=== What is being asked ===
"Police" appears in how many lines of the entries? State only the number.

Records from a collection:
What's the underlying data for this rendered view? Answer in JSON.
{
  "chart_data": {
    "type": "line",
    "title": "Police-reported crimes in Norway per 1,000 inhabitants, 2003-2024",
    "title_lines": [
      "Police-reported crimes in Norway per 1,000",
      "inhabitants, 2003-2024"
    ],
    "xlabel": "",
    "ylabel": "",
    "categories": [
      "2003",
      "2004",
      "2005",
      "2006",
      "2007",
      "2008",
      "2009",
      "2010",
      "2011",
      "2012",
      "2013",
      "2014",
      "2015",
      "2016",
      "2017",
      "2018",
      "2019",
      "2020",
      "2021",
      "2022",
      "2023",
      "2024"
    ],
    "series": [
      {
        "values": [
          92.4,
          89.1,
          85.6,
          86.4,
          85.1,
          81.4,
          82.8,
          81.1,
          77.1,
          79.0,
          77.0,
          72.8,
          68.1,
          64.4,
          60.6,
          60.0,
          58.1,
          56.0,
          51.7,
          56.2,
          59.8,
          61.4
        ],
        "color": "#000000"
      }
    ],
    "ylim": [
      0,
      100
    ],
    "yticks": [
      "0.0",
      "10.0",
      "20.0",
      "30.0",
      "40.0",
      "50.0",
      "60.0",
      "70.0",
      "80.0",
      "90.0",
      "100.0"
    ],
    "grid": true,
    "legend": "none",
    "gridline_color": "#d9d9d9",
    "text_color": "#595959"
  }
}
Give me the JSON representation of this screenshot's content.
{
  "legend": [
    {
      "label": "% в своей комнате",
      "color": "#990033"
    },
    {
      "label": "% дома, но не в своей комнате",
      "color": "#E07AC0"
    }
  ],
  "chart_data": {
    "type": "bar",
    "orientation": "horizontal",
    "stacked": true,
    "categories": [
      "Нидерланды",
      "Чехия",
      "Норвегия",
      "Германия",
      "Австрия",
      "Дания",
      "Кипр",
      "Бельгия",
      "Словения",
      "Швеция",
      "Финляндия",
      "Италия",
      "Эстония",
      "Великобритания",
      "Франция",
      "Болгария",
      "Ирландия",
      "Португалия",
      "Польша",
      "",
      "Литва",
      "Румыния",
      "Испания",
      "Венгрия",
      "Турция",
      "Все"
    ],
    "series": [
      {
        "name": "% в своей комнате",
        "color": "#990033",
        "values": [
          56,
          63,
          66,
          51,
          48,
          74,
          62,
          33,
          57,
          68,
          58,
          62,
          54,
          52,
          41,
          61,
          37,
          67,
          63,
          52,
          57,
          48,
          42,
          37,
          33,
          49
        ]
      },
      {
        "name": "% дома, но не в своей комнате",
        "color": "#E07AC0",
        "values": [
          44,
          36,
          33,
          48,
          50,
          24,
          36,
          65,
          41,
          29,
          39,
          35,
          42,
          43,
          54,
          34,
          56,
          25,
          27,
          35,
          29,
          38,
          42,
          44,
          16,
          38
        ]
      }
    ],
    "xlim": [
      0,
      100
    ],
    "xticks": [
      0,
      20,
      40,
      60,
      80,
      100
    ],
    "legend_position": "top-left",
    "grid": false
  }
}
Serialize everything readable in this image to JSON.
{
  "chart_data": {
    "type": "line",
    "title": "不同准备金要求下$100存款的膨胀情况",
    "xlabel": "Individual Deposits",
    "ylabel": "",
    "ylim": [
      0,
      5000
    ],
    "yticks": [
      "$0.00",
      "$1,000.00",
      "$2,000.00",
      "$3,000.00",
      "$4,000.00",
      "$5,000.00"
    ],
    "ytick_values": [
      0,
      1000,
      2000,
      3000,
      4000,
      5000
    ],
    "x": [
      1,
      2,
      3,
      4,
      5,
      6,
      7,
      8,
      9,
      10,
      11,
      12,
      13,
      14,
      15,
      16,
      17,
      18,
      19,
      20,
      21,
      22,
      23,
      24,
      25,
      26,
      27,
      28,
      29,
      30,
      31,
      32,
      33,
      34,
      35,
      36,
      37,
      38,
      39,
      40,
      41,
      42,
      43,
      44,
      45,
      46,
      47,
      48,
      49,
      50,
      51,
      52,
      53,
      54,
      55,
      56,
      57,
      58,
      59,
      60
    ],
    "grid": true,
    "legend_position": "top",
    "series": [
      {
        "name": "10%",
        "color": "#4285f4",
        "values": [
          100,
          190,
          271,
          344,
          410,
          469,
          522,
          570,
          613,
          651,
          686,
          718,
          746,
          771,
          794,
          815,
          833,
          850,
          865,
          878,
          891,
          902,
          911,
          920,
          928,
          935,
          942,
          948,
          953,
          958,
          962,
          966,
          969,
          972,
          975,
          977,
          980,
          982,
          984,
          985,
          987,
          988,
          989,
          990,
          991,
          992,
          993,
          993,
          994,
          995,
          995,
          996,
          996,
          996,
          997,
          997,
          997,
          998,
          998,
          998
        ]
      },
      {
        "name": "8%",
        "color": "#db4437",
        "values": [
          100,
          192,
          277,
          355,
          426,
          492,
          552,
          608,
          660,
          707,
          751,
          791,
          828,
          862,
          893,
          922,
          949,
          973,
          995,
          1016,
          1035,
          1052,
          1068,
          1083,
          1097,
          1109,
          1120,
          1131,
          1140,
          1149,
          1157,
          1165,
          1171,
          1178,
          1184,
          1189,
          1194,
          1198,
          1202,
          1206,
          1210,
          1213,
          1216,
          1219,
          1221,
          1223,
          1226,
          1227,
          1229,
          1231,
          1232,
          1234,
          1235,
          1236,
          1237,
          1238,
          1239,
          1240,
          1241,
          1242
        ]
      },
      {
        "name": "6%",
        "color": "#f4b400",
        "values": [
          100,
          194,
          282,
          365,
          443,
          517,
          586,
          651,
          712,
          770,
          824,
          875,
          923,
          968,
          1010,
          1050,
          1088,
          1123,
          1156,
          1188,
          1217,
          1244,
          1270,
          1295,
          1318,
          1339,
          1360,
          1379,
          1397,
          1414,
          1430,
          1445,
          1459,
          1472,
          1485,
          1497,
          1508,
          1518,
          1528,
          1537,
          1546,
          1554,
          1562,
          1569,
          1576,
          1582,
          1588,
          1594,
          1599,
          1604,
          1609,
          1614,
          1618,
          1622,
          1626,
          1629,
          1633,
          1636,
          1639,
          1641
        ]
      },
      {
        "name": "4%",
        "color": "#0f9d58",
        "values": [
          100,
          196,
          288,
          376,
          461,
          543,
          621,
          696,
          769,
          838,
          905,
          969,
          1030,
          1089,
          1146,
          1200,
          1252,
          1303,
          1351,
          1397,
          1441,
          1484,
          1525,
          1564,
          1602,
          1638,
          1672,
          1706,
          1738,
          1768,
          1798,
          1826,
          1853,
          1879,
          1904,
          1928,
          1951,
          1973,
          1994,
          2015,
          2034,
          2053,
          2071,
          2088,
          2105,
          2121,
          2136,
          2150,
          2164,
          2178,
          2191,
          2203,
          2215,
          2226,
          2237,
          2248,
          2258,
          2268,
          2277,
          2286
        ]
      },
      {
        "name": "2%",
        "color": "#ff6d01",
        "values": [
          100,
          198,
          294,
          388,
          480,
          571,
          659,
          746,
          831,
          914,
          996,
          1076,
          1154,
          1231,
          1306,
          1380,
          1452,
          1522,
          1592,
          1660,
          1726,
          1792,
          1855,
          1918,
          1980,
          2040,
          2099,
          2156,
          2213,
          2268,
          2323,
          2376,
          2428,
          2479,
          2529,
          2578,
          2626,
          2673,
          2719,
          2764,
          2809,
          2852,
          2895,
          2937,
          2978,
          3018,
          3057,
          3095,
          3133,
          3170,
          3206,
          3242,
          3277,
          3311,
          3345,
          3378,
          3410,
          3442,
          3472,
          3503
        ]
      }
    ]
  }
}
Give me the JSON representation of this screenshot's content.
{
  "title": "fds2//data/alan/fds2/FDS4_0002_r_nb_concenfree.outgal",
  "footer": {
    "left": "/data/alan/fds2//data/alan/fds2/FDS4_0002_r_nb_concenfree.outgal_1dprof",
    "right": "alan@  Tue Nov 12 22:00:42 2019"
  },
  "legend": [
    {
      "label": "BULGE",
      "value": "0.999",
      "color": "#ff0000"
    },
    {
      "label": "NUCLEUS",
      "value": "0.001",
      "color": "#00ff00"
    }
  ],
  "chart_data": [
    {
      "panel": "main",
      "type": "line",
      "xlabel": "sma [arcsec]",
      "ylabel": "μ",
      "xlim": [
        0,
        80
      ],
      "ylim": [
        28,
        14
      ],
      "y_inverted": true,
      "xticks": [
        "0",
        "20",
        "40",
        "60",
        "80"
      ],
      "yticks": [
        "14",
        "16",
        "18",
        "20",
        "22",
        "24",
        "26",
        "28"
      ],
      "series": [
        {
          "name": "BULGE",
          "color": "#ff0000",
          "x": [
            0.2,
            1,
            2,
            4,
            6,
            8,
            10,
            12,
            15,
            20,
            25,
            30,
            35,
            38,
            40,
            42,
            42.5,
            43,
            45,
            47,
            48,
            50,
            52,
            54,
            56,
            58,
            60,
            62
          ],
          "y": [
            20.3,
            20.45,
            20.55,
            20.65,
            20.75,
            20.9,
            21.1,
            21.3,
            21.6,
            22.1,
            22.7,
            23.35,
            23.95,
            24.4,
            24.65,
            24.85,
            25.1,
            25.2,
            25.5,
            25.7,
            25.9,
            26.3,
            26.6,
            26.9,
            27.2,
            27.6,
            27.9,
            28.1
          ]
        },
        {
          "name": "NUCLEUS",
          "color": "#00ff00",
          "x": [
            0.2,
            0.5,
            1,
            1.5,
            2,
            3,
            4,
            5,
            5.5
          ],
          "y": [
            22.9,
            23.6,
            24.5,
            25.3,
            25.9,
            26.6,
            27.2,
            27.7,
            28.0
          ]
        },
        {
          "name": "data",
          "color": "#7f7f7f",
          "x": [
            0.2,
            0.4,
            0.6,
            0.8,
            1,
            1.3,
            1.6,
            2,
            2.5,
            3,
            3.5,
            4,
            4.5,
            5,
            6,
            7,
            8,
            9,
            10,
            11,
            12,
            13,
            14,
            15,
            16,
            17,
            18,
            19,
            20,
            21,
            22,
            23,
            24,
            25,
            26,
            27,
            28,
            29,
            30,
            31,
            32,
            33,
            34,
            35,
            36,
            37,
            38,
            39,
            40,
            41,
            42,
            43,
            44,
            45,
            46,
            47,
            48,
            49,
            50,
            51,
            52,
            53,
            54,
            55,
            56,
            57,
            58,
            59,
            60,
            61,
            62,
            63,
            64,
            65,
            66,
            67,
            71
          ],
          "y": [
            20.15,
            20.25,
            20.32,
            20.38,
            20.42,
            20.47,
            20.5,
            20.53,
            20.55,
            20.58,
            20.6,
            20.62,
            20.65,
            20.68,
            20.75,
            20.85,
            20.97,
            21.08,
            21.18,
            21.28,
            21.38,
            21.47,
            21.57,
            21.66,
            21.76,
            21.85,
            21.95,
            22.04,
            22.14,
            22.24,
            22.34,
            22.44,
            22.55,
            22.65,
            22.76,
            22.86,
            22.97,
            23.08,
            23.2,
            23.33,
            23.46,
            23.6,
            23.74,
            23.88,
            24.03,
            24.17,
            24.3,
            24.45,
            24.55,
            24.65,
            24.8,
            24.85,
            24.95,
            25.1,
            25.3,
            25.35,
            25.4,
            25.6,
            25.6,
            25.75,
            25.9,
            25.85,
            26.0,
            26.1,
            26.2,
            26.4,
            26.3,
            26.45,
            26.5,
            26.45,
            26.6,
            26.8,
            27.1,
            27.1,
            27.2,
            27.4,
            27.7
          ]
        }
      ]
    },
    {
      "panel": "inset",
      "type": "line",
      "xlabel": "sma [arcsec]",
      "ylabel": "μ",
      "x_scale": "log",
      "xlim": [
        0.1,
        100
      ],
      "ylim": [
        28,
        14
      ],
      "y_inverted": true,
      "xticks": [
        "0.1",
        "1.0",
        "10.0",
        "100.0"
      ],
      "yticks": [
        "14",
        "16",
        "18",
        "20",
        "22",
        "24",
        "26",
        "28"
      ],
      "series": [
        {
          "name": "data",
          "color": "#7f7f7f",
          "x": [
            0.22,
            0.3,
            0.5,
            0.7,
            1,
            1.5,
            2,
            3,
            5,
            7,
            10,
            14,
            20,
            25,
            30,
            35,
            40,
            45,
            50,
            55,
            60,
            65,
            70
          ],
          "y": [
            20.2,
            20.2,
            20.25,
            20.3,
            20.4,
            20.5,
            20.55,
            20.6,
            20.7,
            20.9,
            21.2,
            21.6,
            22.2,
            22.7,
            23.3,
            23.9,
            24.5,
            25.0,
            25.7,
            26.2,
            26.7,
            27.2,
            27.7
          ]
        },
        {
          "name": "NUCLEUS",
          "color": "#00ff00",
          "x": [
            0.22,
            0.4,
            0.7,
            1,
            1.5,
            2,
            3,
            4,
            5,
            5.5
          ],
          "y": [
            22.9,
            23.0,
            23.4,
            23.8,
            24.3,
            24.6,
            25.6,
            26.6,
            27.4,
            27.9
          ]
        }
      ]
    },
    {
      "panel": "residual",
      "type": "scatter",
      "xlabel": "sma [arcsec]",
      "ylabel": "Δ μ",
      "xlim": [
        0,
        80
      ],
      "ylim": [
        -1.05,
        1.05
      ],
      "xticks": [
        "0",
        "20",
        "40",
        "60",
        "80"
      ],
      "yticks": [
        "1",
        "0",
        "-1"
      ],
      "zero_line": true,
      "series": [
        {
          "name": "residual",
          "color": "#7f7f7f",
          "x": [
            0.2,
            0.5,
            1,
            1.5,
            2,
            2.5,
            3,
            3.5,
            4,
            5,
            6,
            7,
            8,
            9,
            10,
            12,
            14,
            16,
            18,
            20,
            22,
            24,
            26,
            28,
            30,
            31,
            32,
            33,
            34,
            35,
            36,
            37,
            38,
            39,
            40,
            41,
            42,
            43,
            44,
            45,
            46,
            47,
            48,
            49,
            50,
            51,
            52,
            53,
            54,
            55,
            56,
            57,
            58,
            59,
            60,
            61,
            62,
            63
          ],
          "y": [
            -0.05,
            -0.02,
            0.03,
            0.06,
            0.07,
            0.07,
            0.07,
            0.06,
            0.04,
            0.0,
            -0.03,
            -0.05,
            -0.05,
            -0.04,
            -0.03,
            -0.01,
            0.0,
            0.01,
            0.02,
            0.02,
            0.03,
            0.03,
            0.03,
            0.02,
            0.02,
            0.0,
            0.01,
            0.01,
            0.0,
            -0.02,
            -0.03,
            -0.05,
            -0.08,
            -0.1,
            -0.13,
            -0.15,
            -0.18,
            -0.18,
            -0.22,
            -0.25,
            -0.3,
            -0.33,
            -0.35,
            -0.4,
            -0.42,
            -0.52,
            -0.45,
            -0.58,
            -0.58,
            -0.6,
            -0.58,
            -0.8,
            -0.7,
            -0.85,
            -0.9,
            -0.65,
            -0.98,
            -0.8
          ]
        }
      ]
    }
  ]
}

=== Response below ===
2